Some records
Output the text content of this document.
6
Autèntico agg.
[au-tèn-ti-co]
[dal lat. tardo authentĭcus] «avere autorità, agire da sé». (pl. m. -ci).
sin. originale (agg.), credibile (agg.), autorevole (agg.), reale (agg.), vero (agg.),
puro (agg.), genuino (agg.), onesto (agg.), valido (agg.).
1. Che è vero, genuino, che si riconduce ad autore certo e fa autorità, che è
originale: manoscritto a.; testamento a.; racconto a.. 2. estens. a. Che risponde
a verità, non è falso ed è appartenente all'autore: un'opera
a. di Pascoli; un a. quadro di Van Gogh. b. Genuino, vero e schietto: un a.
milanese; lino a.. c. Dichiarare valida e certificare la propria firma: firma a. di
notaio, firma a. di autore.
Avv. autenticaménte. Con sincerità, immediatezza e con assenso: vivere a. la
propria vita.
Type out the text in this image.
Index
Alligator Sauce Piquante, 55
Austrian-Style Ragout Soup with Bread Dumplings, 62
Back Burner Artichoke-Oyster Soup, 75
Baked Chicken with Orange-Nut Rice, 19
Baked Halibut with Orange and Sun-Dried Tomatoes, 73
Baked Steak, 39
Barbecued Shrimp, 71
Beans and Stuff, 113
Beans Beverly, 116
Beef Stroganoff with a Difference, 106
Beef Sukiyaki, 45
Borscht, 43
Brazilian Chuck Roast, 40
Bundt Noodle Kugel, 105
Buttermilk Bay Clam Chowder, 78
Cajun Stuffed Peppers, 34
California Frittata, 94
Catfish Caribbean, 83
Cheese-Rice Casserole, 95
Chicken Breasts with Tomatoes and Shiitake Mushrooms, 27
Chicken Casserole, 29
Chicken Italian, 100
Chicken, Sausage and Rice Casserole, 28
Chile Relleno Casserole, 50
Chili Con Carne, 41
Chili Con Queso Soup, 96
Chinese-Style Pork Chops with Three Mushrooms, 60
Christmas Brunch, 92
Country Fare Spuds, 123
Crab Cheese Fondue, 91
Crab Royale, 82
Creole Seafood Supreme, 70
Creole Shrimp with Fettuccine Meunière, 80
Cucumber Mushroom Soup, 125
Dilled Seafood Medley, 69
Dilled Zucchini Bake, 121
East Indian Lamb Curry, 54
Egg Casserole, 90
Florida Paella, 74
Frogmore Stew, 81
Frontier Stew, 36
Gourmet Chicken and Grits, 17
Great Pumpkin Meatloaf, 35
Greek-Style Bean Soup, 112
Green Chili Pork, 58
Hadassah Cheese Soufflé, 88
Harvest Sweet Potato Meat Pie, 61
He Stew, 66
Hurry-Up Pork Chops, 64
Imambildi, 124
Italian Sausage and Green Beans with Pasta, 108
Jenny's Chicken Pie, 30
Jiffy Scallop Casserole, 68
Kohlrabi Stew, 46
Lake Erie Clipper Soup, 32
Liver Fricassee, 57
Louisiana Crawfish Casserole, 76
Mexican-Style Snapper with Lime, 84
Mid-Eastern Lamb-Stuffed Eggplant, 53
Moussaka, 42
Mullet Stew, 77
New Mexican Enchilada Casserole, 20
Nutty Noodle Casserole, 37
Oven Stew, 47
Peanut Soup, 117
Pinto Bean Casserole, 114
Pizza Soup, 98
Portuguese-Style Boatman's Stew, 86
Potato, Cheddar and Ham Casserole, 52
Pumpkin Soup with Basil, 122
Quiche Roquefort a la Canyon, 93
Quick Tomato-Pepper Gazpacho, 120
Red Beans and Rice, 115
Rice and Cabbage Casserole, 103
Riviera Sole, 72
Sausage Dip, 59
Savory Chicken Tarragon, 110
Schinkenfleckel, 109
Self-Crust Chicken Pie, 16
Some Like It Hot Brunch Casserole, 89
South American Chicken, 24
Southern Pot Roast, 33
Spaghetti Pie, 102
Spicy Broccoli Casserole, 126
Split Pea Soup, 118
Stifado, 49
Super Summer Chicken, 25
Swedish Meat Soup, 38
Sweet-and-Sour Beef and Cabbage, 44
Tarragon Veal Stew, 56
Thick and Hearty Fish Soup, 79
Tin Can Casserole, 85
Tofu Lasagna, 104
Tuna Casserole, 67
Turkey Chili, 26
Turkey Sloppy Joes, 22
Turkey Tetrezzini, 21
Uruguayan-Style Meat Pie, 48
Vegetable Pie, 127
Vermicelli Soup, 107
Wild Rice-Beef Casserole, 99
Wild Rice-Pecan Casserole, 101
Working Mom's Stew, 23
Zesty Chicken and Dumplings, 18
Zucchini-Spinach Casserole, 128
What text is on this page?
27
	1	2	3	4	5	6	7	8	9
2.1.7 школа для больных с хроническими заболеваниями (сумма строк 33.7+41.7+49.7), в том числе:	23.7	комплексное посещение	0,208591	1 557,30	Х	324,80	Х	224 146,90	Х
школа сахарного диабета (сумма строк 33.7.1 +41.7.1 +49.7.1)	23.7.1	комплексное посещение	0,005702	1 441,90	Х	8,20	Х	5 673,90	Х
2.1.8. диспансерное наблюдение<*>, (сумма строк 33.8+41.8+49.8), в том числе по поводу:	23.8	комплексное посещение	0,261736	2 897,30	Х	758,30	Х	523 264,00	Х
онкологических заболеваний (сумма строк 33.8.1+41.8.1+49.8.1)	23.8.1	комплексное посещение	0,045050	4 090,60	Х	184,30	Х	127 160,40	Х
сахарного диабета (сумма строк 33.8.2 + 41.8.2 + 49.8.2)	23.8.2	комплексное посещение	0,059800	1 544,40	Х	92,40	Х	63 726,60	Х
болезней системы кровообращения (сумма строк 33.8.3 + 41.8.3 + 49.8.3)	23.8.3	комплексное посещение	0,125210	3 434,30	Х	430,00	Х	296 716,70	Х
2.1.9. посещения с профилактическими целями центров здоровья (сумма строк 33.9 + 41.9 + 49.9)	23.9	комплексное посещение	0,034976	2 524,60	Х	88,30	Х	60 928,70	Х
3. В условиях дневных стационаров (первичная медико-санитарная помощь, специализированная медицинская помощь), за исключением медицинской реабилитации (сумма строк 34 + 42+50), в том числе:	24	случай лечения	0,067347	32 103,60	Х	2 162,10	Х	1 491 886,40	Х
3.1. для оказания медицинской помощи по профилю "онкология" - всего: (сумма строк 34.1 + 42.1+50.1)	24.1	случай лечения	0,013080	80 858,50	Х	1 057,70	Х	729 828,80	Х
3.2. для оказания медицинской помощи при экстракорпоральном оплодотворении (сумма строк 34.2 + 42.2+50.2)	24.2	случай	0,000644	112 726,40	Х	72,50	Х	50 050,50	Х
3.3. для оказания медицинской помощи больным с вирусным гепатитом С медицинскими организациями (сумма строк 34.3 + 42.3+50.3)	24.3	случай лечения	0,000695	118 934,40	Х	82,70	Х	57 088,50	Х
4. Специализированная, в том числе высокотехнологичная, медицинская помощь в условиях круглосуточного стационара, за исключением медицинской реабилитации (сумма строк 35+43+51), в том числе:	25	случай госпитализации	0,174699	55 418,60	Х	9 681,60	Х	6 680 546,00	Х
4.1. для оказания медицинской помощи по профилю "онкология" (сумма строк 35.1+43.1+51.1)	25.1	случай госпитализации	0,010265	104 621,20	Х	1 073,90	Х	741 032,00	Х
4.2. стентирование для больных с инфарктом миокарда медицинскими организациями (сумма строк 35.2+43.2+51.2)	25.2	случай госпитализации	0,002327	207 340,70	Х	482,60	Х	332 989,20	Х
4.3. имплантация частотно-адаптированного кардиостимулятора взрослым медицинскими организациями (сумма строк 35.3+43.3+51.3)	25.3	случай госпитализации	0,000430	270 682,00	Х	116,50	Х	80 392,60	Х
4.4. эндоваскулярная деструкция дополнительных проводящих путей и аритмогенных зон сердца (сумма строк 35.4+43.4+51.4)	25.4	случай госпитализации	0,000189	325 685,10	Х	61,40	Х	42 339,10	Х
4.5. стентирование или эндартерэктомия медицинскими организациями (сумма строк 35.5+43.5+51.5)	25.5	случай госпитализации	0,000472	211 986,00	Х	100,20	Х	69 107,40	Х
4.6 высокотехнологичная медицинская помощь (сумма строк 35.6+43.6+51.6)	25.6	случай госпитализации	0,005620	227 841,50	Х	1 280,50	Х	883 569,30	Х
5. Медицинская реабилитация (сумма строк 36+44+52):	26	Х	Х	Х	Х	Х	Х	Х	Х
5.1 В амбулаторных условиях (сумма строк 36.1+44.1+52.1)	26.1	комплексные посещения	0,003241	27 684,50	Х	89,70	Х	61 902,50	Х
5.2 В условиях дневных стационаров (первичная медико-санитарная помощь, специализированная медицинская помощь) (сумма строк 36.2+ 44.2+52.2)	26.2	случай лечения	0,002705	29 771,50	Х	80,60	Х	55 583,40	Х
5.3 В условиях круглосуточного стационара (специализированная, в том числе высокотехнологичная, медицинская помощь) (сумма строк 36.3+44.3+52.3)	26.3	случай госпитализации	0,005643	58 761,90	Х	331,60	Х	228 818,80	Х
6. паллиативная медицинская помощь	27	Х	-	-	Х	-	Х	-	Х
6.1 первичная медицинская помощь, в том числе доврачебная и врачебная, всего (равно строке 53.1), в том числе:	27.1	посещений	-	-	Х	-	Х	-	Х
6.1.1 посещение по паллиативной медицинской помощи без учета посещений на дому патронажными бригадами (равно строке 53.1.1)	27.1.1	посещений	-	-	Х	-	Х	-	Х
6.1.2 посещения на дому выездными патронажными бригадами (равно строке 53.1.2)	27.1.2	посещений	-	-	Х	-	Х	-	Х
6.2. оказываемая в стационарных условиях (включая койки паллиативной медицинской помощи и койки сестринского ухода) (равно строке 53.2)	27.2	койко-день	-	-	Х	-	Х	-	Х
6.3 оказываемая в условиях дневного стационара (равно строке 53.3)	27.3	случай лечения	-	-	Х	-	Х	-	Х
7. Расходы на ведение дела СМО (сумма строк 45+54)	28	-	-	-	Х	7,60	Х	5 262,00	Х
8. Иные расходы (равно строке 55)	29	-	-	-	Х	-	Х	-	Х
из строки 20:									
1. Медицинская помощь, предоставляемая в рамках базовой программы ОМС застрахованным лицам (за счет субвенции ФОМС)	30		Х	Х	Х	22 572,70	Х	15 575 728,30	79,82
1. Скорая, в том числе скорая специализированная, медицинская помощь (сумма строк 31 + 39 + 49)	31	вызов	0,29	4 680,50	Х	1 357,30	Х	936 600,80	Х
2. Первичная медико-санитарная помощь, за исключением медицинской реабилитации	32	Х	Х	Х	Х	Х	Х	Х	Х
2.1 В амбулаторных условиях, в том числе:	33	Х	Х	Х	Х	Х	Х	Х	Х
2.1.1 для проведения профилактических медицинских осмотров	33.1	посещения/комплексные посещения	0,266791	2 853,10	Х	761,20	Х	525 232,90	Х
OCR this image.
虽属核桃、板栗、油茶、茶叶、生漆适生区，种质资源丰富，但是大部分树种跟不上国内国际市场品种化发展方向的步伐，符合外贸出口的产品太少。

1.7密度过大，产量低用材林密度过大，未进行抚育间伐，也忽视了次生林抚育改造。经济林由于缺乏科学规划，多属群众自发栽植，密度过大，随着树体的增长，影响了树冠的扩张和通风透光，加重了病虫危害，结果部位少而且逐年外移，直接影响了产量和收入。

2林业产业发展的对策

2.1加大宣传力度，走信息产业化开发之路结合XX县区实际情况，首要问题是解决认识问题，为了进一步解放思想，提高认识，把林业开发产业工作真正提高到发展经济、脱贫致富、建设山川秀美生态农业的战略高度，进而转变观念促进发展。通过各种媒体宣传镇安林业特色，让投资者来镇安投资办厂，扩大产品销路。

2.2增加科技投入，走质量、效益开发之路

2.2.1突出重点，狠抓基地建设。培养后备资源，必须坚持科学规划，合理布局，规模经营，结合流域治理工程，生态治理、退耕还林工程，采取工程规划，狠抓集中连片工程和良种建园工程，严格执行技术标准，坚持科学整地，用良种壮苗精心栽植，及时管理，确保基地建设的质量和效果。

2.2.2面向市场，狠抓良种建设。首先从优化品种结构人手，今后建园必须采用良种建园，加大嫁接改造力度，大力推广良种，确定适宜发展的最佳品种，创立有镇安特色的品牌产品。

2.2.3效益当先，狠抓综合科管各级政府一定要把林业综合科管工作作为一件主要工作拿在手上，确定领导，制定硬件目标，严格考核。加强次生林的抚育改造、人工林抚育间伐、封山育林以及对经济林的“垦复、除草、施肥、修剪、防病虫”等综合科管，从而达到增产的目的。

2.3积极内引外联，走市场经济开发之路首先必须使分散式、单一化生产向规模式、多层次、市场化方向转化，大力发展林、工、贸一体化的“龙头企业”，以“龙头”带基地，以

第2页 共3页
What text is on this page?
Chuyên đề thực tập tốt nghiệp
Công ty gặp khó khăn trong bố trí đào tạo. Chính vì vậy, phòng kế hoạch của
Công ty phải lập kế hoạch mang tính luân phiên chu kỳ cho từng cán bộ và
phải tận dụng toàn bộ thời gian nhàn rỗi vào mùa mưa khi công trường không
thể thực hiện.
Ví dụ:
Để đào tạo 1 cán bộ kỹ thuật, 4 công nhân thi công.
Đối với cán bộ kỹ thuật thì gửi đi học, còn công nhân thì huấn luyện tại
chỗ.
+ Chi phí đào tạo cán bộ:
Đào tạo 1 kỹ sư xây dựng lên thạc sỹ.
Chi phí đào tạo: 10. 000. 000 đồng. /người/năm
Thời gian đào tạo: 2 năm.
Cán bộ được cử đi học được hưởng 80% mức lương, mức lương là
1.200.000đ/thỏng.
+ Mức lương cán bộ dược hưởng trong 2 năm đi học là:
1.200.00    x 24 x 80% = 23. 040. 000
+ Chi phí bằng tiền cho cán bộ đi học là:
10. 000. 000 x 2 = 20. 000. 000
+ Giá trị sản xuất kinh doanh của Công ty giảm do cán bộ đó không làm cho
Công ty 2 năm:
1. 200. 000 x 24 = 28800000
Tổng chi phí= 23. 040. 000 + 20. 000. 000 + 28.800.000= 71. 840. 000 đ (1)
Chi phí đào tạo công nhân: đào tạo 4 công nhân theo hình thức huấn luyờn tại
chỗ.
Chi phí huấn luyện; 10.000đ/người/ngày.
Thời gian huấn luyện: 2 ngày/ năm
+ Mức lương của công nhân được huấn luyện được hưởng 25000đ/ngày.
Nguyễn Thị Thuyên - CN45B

What to do: Identify every line above that includes the word "Rice", and show those lines.

Worked solution:
Baked Chicken with Orange-Nut Rice, 19
Cheese-Rice Casserole, 95
Chicken, Sausage and Rice Casserole, 28
Red Beans and Rice, 115
Rice and Cabbage Casserole, 103
Wild Rice-Beef Casserole, 99
Wild Rice-Pecan Casserole, 101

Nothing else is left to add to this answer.